▸ **Objective**
Return every record exactly as written.

::: Exercise materials

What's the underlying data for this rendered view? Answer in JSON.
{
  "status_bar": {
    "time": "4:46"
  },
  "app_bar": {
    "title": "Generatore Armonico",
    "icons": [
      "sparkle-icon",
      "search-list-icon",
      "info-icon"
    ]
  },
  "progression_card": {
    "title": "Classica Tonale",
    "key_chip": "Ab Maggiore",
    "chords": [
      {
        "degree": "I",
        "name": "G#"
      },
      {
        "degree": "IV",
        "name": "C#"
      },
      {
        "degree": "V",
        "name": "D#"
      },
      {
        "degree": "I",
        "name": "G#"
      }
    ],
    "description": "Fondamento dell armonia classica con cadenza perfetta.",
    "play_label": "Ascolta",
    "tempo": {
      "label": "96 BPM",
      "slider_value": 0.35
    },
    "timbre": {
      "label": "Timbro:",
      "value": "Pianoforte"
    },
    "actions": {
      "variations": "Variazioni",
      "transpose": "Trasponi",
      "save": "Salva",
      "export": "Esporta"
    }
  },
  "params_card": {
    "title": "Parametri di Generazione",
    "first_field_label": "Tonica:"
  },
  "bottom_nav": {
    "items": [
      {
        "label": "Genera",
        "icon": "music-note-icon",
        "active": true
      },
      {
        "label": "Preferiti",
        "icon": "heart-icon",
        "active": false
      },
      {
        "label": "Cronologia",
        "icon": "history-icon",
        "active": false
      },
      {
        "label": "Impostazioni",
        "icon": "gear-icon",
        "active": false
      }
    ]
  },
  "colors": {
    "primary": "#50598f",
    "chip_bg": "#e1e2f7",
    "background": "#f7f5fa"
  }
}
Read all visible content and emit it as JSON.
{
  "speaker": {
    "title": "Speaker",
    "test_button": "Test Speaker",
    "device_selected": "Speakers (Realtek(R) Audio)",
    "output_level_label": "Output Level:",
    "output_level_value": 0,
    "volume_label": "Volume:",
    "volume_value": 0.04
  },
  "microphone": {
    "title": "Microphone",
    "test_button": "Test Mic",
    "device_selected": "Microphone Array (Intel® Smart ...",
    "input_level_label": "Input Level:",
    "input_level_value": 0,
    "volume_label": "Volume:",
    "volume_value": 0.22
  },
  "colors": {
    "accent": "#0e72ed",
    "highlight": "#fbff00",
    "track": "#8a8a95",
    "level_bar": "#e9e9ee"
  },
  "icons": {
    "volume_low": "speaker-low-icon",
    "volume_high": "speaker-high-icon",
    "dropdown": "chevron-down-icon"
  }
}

::::::

▸ **Problem solution**
What's the underlying data for this rendered view? Answer in JSON.
{
  "status_bar": {
    "time": "4:46"
  },
  "app_bar": {
    "title": "Generatore Armonico",
    "icons": [
      "sparkle-icon",
      "search-list-icon",
      "info-icon"
    ]
  },
  "progression_card": {
    "title": "Classica Tonale",
    "key_chip": "Ab Maggiore",
    "chords": [
      {
        "degree": "I",
        "name": "G#"
      },
      {
        "degree": "IV",
        "name": "C#"
      },
      {
        "degree": "V",
        "name": "D#"
      },
      {
        "degree": "I",
        "name": "G#"
      }
    ],
    "description": "Fondamento dell armonia classica con cadenza perfetta.",
    "play_label": "Ascolta",
    "tempo": {
      "label": "96 BPM",
      "slider_value": 0.35
    },
    "timbre": {
      "label": "Timbro:",
      "value": "Pianoforte"
    },
    "actions": {
      "variations": "Variazioni",
      "transpose": "Trasponi",
      "save": "Salva",
      "export": "Esporta"
    }
  },
  "params_card": {
    "title": "Parametri di Generazione",
    "first_field_label": "Tonica:"
  },
  "bottom_nav": {
    "items": [
      {
        "label": "Genera",
        "icon": "music-note-icon",
        "active": true
      },
      {
        "label": "Preferiti",
        "icon": "heart-icon",
        "active": false
      },
      {
        "label": "Cronologia",
        "icon": "history-icon",
        "active": false
      },
      {
        "label": "Impostazioni",
        "icon": "gear-icon",
        "active": false
      }
    ]
  },
  "colors": {
    "primary": "#50598f",
    "chip_bg": "#e1e2f7",
    "background": "#f7f5fa"
  }
}
Read all visible content and emit it as JSON.
{
  "speaker": {
    "title": "Speaker",
    "test_button": "Test Speaker",
    "device_selected": "Speakers (Realtek(R) Audio)",
    "output_level_label": "Output Level:",
    "output_level_value": 0,
    "volume_label": "Volume:",
    "volume_value": 0.04
  },
  "microphone": {
    "title": "Microphone",
    "test_button": "Test Mic",
    "device_selected": "Microphone Array (Intel® Smart ...",
    "input_level_label": "Input Level:",
    "input_level_value": 0,
    "volume_label": "Volume:",
    "volume_value": 0.22
  },
  "colors": {
    "accent": "#0e72ed",
    "highlight": "#fbff00",
    "track": "#8a8a95",
    "level_bar": "#e9e9ee"
  },
  "icons": {
    "volume_low": "speaker-low-icon",
    "volume_high": "speaker-high-icon",
    "dropdown": "chevron-down-icon"
  }
}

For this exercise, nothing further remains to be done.